What you will do: Find how many lines in the data below mention "帐号连结". Give the number only.

[Dataset excerpts]
—————

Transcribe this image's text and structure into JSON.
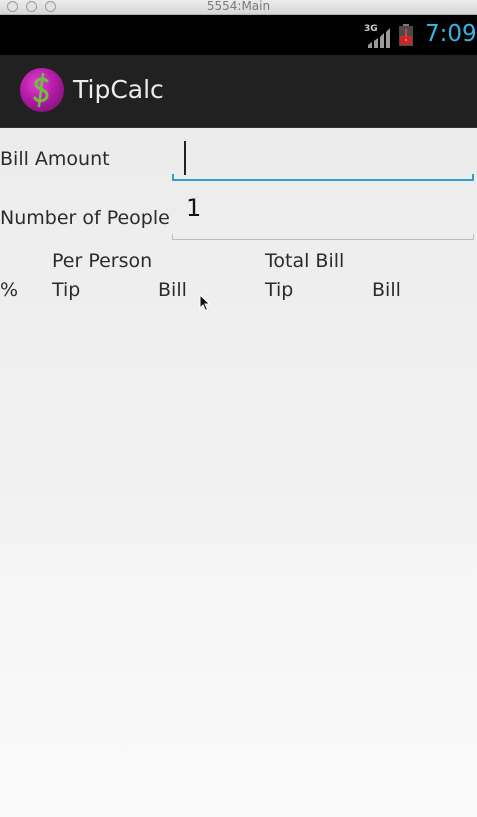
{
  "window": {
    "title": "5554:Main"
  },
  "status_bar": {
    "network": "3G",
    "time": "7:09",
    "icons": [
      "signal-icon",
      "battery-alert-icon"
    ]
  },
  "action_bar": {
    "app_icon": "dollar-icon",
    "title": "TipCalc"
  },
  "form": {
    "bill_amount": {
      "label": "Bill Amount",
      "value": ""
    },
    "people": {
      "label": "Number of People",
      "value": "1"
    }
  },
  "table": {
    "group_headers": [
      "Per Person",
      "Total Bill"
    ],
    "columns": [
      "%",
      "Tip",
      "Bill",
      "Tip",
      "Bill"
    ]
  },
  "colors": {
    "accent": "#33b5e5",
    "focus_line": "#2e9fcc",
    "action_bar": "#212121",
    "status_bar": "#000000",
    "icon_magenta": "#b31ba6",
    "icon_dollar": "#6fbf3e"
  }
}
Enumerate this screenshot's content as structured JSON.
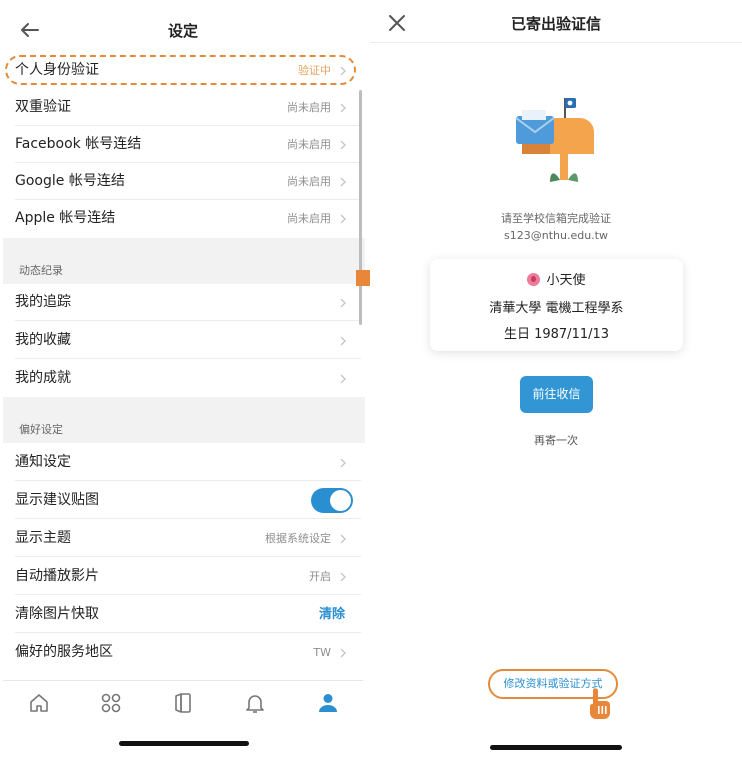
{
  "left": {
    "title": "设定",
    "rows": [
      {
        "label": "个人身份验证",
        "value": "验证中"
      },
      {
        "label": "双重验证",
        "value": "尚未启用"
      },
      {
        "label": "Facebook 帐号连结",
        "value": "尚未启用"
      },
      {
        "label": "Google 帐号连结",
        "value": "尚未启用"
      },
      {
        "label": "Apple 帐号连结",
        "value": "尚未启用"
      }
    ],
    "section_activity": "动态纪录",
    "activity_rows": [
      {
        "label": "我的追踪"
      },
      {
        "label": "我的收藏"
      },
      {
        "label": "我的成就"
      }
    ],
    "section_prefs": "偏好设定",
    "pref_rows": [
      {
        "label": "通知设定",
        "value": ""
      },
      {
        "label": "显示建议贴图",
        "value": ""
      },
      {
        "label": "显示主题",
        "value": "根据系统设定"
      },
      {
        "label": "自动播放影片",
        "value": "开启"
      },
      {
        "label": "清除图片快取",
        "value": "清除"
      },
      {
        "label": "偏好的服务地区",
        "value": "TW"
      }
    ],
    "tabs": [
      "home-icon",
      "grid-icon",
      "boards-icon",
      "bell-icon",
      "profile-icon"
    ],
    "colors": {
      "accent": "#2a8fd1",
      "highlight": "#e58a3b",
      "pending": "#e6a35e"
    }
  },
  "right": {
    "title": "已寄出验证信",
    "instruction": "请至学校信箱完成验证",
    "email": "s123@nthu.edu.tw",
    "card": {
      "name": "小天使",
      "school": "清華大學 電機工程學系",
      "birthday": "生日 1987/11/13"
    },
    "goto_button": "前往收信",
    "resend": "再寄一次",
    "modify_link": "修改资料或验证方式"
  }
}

—————

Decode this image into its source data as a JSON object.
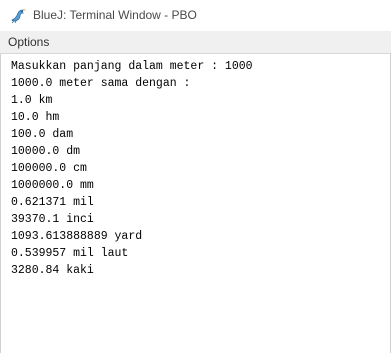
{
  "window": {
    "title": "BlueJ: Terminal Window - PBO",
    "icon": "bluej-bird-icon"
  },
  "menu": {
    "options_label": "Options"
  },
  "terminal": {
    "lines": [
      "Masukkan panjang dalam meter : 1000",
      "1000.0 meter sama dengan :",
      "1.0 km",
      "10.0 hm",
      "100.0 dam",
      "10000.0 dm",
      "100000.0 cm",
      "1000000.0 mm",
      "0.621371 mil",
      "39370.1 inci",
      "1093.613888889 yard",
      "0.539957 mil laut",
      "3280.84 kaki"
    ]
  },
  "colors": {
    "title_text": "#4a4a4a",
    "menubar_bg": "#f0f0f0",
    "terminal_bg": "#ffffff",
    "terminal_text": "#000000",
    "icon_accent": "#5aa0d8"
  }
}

—————

Solved exercise: 3